# STATED EXERCISE:
Count the lines in the records below that contain the string "value". Matching is case-sensitive, and the answer should be the number alone.

# DATA EXCERPTS:
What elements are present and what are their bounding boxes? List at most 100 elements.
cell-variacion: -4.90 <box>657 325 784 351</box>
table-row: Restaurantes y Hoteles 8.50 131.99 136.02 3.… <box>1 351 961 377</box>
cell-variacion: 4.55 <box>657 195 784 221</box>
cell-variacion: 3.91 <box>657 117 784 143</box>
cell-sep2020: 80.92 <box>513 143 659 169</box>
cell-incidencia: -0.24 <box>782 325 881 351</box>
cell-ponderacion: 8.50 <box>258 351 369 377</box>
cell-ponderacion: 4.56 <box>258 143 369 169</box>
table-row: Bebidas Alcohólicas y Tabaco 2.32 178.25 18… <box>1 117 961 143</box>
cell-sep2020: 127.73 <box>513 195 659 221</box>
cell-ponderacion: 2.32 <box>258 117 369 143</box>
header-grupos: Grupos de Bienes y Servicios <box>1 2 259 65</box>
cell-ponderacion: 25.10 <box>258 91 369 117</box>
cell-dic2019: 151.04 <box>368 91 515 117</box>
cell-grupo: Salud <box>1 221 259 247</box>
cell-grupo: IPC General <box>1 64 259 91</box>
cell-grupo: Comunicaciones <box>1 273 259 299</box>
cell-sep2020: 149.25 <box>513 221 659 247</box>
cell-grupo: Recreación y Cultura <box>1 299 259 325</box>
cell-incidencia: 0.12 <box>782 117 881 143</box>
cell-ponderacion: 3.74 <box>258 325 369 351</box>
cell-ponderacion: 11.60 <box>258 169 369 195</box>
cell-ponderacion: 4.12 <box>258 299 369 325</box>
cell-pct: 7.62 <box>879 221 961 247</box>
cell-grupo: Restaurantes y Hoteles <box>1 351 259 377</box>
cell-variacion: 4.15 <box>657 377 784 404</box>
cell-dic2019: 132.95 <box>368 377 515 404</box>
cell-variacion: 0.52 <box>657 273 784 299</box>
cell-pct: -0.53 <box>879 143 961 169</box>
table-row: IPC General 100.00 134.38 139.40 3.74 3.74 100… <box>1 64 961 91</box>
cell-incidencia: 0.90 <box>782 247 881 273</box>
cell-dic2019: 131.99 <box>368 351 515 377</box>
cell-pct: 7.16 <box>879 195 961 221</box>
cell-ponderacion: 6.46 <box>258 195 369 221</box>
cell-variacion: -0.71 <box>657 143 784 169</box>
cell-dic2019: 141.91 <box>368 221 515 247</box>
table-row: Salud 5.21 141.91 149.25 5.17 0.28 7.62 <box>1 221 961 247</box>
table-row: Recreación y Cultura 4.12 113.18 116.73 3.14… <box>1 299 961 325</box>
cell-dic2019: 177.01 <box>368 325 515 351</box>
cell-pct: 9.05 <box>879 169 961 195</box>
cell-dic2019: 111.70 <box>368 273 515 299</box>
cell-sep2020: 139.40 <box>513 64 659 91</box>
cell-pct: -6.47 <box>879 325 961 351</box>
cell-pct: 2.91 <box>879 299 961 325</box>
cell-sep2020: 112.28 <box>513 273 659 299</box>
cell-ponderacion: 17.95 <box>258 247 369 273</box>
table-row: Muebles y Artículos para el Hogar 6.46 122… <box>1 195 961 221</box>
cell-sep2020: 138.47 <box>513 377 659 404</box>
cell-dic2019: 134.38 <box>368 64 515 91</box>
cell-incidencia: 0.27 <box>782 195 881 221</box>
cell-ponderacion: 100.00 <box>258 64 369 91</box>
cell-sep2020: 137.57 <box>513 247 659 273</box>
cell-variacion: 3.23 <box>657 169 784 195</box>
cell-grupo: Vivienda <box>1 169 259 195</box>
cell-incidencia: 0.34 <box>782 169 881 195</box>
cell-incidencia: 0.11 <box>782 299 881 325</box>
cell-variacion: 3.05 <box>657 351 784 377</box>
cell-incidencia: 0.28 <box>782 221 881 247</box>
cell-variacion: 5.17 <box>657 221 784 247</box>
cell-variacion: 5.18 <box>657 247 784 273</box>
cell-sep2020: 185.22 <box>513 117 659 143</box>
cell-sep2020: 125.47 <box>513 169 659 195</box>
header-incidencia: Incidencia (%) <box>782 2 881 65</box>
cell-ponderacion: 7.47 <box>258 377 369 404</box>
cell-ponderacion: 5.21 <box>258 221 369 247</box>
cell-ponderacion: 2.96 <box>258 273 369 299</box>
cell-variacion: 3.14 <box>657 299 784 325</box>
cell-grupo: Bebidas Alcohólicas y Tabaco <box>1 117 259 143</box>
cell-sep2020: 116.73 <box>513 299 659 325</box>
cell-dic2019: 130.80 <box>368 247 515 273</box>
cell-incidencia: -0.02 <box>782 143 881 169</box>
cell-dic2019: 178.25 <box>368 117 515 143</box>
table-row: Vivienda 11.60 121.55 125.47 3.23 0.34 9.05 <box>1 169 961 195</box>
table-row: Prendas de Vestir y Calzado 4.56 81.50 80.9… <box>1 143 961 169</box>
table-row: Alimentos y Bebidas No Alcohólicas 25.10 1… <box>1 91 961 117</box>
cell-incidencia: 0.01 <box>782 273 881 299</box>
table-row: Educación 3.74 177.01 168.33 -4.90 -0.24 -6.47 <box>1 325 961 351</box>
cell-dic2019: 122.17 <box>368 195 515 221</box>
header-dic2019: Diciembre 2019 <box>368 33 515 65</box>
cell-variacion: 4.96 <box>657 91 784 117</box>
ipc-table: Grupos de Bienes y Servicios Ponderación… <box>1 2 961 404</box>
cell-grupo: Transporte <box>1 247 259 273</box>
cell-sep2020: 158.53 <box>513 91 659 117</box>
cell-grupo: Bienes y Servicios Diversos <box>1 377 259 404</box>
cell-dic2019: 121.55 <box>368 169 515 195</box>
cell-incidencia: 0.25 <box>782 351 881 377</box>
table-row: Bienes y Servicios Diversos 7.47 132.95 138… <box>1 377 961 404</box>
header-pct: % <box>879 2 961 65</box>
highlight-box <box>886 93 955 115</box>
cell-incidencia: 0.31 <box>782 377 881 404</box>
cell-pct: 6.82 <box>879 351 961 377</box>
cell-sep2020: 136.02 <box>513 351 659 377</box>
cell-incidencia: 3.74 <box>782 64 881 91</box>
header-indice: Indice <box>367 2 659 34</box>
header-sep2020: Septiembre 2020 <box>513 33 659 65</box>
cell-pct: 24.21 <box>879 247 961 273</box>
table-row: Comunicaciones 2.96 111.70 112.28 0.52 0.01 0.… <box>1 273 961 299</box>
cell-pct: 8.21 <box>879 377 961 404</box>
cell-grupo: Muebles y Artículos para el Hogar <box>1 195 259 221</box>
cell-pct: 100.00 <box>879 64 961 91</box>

* * *

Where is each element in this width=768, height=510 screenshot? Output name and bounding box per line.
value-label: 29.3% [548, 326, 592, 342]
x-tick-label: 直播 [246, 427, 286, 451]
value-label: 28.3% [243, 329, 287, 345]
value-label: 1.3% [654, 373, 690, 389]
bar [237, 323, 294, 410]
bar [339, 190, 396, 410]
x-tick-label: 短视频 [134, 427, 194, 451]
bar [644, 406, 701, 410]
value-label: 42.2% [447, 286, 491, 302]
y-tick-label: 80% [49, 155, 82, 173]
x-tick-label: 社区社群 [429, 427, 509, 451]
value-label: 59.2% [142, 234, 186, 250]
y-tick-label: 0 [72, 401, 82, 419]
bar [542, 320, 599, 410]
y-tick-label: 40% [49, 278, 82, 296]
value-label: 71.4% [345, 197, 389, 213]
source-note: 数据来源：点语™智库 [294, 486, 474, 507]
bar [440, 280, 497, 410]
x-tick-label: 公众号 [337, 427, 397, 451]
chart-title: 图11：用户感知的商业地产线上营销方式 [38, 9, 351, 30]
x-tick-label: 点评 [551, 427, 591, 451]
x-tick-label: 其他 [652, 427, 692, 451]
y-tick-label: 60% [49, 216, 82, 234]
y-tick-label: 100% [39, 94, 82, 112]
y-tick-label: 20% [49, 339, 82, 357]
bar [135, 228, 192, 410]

...

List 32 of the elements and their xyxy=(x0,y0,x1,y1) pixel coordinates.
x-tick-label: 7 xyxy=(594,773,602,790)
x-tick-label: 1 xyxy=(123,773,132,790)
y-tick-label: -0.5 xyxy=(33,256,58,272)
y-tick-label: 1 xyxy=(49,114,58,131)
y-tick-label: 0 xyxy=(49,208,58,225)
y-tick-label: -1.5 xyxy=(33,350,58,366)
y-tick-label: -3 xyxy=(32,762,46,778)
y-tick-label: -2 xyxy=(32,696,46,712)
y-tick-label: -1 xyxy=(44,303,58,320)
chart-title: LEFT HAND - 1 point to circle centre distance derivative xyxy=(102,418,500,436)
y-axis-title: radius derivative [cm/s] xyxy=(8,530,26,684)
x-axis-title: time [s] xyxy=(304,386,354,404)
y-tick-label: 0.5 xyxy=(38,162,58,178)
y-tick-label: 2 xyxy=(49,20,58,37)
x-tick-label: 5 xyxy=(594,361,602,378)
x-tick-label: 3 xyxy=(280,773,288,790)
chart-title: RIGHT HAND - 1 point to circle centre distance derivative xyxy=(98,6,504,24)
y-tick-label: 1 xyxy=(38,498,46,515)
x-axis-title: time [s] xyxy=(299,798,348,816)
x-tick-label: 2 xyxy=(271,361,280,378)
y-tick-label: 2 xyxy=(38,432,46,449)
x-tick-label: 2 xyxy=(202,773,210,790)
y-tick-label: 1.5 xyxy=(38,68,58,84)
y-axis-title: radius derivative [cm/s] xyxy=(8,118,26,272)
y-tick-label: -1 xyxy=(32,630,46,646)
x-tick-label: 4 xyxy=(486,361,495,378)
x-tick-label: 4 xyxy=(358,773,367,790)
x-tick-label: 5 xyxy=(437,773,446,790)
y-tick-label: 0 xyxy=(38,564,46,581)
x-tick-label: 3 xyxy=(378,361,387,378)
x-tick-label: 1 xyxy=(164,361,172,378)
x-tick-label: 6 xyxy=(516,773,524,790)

# TASK SOLUTION:
6